» **Dataset excerpts**
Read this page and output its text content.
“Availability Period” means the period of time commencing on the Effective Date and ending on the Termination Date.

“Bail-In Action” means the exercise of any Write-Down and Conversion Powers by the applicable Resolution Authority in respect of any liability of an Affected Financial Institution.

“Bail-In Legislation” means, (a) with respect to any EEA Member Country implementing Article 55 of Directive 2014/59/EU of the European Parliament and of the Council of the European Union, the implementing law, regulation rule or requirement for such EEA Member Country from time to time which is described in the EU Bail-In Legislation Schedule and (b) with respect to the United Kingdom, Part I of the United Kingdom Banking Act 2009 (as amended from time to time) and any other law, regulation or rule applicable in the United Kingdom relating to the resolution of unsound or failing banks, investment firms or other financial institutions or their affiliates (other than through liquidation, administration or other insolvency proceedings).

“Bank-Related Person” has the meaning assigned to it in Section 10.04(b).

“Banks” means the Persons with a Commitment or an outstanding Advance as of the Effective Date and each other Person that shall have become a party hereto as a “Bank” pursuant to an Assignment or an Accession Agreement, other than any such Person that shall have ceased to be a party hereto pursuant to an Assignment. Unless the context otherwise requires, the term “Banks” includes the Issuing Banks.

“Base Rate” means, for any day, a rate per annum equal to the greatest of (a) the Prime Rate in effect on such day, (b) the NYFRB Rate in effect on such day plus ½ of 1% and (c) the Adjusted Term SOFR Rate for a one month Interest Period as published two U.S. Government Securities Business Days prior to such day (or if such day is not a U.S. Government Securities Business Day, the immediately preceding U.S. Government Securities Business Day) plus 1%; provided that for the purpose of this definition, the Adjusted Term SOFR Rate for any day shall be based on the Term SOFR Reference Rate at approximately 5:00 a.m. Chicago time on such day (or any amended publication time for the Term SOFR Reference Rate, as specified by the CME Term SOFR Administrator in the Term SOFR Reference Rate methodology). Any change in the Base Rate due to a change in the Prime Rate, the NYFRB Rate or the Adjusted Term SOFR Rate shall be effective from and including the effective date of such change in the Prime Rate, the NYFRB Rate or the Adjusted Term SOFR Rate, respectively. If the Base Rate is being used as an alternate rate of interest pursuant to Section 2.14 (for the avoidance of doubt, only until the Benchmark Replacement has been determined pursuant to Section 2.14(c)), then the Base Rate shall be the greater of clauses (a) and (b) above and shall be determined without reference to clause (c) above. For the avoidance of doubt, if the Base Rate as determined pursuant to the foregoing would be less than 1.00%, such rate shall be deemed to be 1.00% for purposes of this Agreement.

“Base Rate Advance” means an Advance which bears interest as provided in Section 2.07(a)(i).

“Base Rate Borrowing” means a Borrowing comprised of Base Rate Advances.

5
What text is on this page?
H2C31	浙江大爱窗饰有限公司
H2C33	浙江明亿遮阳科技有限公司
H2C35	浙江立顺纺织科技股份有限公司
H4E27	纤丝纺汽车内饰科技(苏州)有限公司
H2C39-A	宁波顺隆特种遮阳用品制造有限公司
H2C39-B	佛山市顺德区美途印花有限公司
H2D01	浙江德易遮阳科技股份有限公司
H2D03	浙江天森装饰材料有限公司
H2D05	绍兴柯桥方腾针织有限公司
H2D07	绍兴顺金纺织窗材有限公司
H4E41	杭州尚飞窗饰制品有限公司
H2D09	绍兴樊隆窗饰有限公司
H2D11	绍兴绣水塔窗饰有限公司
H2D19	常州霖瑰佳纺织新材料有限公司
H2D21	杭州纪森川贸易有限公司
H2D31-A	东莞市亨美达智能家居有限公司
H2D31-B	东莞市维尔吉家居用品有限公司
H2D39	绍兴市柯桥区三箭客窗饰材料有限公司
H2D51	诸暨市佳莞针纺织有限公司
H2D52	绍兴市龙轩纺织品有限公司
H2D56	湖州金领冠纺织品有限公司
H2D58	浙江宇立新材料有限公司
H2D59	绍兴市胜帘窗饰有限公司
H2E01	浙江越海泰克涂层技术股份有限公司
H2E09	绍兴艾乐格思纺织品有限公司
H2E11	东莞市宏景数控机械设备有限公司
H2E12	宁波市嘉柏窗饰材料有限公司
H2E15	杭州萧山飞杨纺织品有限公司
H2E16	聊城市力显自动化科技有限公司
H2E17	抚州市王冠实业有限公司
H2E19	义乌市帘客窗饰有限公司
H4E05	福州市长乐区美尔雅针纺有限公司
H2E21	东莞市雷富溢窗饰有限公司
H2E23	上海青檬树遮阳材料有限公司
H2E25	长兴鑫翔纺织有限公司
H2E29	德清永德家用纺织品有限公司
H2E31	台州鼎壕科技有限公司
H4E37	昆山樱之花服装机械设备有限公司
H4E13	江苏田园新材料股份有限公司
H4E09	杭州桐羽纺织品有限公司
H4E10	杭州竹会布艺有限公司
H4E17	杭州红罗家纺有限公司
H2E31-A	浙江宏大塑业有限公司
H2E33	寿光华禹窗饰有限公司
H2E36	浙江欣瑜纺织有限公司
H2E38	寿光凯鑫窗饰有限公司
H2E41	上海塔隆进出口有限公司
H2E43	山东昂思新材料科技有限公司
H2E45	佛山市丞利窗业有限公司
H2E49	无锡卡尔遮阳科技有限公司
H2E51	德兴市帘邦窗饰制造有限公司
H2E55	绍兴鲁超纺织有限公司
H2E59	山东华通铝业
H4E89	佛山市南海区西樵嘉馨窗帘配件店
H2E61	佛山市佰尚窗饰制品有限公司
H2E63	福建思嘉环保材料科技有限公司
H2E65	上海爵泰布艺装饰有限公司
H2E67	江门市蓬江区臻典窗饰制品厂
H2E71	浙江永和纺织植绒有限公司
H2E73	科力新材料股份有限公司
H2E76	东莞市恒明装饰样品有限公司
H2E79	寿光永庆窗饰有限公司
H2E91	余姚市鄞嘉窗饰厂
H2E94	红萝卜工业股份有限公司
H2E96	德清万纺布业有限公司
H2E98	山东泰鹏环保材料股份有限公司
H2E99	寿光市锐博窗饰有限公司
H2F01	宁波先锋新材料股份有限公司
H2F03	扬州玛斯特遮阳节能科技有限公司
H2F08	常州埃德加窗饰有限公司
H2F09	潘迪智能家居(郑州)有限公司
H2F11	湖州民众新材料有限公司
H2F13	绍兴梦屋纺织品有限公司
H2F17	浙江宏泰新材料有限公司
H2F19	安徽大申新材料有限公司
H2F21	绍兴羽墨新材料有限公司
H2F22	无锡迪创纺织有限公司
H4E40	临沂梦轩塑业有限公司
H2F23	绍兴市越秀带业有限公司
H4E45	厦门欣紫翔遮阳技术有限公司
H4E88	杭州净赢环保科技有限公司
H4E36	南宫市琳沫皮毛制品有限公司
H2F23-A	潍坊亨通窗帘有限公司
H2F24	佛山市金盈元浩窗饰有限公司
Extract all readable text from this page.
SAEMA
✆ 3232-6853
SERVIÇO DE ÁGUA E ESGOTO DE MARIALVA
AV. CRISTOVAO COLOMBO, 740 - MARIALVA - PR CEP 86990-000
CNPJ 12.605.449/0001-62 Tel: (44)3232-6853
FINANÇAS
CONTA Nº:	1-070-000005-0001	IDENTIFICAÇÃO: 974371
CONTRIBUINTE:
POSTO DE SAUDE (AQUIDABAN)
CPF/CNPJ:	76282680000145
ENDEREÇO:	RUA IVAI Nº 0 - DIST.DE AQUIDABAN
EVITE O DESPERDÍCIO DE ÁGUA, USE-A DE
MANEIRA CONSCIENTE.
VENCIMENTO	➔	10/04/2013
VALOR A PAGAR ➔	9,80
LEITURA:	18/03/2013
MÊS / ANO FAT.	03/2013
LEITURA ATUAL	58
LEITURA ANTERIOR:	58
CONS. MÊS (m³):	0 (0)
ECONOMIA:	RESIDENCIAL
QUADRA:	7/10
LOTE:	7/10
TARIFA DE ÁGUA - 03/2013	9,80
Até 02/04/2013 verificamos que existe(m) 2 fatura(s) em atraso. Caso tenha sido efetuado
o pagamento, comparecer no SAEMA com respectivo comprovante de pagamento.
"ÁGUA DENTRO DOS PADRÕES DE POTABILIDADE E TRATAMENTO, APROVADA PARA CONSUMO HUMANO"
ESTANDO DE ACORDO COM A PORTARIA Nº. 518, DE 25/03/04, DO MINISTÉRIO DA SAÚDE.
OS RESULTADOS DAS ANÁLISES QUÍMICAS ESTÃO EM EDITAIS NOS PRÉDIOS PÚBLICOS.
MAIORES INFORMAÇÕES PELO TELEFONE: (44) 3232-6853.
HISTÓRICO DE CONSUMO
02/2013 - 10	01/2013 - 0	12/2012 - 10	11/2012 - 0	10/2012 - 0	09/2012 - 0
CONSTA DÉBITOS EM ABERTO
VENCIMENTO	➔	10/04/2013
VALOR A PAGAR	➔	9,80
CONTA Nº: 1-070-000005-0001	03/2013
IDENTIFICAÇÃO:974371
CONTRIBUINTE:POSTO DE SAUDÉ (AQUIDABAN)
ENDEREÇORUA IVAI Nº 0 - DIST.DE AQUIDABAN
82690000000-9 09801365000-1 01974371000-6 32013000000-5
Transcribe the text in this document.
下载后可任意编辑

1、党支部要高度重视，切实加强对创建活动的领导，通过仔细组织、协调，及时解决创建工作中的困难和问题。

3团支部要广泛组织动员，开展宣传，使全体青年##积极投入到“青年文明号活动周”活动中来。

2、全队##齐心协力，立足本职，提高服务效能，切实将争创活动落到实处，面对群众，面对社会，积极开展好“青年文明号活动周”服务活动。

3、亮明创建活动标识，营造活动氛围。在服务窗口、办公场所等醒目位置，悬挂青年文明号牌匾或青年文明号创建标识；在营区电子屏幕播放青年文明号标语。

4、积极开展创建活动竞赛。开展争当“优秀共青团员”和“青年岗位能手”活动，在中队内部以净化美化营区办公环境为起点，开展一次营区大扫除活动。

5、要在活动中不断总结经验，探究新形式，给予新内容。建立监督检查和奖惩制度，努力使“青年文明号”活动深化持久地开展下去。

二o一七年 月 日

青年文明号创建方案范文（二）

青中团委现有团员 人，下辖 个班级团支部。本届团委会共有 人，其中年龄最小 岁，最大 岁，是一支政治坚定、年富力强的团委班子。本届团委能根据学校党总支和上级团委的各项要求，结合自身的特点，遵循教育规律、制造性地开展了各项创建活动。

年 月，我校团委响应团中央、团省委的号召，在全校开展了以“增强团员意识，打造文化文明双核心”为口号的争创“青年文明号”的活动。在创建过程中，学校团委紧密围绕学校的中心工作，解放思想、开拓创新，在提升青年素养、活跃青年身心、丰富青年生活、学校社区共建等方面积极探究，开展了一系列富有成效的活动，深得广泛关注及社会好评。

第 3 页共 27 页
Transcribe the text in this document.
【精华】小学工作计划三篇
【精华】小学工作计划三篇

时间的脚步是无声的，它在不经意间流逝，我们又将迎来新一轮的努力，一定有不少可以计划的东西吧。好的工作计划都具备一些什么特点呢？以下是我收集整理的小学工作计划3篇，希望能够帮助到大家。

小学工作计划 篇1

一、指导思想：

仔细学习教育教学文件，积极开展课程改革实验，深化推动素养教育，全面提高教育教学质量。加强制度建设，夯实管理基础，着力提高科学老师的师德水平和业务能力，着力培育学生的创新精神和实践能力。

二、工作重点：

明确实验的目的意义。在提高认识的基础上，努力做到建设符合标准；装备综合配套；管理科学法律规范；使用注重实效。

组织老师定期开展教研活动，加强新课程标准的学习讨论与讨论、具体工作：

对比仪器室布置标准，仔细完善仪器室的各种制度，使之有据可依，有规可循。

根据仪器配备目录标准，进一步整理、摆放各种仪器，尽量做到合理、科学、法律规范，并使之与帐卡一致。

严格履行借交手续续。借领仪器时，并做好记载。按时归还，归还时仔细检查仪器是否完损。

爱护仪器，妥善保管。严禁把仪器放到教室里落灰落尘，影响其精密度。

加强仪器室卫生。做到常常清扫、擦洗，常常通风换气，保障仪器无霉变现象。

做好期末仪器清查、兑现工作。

» **Task details**
From the entries above, list each line with "Bail" in it.

» **Exercise output**
“Bail-In Action” means the exercise of any Write-Down and Conversion Powers by the applicable Resolution Authority in respect of any liability of an Affected Financial Institution.
“Bail-In Legislation” means, (a) with respect to any EEA Member Country implementing Article 55 of Directive 2014/59/EU of the European Parliament and of the Council of the European Union, the implementing law, regulation rule or requirement for such EEA Member Country from time to time which is described in the EU Bail-In Legislation Schedule and (b) with respect to the United Kingdom, Part I of the United Kingdom Banking Act 2009 (as amended from time to time) and any other law, regulation or rule applicable in the United Kingdom relating to the resolution of unsound or failing banks, investment firms or other financial institutions or their affiliates (other than through liquidation, administration or other insolvency proceedings).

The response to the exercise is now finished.